Text shown:
Lightweight, good insulators and cheap to produce — especially when fossil fuel prices are low — foam materials derived from petroleum or natural gas are routinely used to lag buildings, protect fragile goods during shipping and build lightweight structures.
The disadvantage, of course, is reliance on fossil fuels. So, researchers in Germany are turning their attention to raw materials derived from renewable sources in an effort to manufacture more sustainable foams.
Based at the Fraunhofer Institute for Wood Research, Wilhelm-Klauditz-Institut (WKI), Braunschweig, Germany, the researchers have developed what they describe as a very promising approach to creating foam from wood particles.
“Our wood foam can be used in exactly the same way as conventional plastic foams, but is an entirely natural product made from sustainable raw materials,” explains professor Volker Thole, department head for process technology and system technology for wood-based materials at Fraunhofer WKI.
Another of its advantages is that, unlike conventional foam products, wood foam can be easily recycled after use. For instance, if used as packaging material, it can be simply discarded in the paper recycling bin.
The scientists produce the foam by first grinding wood very finely until the tiny wood particles become a viscous mass. They then add gas to this suspension to expand it into a frothy foam and allow it to harden. The hardening process is aided by natural substances contained in the wood itself.
This new manufacturing technique is based on specific chemical processes. “It’s similar to the way dough rises and sets when bread is baked in an oven,” Thole explains. The resulting wood foam is a lightweight material that can be formed into rigid boards or flexible sheets. Just like other wood-based products, they can be easily sawed or cut to the desired dimensions.
In terms of home insulation applications, the new foam doesn’t suffer from the deformation that is a problem in existing wood-based insulation materials such as wood-fiber sheets and wood-fiber wool.
“Thin sheets of fiber insulation have a tendency to gradually collapse under their own weight due to the accumulation of moisture, especially in the middle. This adversely affects their insulating properties,” says Thole.
In contrast, he stresses, the wood foam developed at WKI is every bit as good as conventional plastic foams in this regard: “We analyzed our foam products in accordance with the applicable standards for insulation materials and obtained very promising results, not only in terms of their thermal insulation properties but also with respect to their mechanical and hydrodynamic properties.”
In other words, the wood foam insulates well, and is resistant to pressure and humidity.

Task instructions:
- a) In the wood foam article, where can wood foam used as packaging be thrown away after use?
- b) Carry on writing the wood foam article from its final sentence.
The records have no connection to the wood foam article.

Saved data entries:
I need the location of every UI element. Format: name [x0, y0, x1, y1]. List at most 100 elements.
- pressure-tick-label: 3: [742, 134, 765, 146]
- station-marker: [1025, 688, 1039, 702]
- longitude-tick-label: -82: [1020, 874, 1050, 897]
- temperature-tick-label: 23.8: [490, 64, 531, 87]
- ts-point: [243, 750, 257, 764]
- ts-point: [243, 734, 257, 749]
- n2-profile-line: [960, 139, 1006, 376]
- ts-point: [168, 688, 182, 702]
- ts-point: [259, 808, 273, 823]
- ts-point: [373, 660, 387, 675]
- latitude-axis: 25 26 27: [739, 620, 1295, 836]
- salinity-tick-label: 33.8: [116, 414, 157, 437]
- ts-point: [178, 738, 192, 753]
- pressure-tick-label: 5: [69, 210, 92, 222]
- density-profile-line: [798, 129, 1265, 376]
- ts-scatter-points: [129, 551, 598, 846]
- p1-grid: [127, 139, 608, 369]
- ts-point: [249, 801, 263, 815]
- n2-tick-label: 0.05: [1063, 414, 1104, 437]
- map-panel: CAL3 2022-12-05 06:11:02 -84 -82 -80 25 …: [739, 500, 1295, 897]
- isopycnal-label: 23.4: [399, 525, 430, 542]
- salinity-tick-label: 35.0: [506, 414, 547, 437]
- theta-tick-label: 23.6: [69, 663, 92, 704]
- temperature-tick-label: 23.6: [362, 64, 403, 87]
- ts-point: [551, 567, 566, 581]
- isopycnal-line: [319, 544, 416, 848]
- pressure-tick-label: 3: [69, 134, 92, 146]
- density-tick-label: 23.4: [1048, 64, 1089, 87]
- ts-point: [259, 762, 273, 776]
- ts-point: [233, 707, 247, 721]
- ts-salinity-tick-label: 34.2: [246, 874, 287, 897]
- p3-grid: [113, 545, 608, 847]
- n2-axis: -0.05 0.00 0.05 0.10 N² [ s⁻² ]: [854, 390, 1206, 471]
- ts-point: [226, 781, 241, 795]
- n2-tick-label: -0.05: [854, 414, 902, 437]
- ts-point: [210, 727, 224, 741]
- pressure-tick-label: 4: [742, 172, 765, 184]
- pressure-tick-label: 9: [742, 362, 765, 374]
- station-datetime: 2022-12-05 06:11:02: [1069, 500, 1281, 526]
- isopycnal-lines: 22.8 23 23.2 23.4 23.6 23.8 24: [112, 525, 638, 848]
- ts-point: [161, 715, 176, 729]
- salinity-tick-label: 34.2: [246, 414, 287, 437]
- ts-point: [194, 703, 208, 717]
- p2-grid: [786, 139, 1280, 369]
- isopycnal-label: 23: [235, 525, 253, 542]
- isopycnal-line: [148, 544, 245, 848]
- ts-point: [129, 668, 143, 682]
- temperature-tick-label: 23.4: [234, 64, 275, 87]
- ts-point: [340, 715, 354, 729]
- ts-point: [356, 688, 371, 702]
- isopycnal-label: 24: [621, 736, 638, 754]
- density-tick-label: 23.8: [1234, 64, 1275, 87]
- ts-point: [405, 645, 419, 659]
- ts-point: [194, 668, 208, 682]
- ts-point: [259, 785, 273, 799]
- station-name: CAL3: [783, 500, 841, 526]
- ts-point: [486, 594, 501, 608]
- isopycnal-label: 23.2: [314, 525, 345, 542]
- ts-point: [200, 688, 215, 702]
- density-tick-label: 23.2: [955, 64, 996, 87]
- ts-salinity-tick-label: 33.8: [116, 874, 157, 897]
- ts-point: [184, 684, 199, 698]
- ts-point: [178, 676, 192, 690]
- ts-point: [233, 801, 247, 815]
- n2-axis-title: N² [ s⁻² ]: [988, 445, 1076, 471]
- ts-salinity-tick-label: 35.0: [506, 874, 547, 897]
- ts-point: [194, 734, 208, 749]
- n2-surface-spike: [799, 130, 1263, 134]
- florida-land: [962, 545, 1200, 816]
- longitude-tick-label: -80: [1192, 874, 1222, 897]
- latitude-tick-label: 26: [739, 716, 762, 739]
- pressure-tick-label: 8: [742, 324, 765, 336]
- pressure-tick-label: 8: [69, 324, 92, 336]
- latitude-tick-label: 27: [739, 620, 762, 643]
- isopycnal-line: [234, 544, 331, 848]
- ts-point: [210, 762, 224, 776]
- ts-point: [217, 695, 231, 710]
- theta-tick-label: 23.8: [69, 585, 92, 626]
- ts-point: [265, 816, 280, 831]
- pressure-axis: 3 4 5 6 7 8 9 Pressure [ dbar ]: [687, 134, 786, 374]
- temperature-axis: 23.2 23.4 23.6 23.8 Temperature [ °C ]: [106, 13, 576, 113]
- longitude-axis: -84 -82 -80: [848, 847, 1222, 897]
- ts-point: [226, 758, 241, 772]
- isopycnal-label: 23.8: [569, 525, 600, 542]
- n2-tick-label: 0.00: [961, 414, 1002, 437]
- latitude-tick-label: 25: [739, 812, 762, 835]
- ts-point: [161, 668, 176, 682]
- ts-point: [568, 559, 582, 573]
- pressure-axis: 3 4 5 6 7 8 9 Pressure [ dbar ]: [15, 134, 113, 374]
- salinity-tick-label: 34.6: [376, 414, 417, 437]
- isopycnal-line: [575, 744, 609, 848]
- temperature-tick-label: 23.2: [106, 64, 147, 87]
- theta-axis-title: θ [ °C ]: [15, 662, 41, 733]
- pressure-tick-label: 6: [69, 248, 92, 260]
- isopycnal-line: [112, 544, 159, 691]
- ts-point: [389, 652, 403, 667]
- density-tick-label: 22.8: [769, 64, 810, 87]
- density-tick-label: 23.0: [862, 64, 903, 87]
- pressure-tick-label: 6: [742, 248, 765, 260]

Results for the exercise:
- a) In the paper recycling bin.

- b)
The scientists are currently experimenting with different types of wood to determine which tree species provide the best raw material for this application. Furthermore, they are working to identify suitable processes for mass-producing wood foams on an industrial scale. The wood-based foam products are expected to be ready for commercialization within a few years.
Such is the potential of this novel material that it already has won a 2015 GreenTec Award in the “Construction and Living” category. The GreenTec Awards are Europe’s largest environmental and business prize. Every year, they honor innovative products and projects that lead the way toward a more environmentally friendly future. Criteria for selection include a project’s contribution to environment protection, its level of innovation, and whether the idea generates a positive publicity effect for future sustainability.
Fraunhofer WKI also is focused on preparing wood and other renewable materials for use in wood-polymer composites (WPCs). Today, these are commonly used for decking.
Industrial WPC formulations on the European market normally contain about 70% wood flour, 20–25% thermoplastic polymer and 5–10% additives. The additives, including coupling agents, UV stabilizers, pigments, lubricants, biocides and foaming agents, are intended to improve the machinability and performance of the composite.
WPCs are primarily produced by extrusion, injection molding or compression molding. Various thermoplastics are used as polymer matrices.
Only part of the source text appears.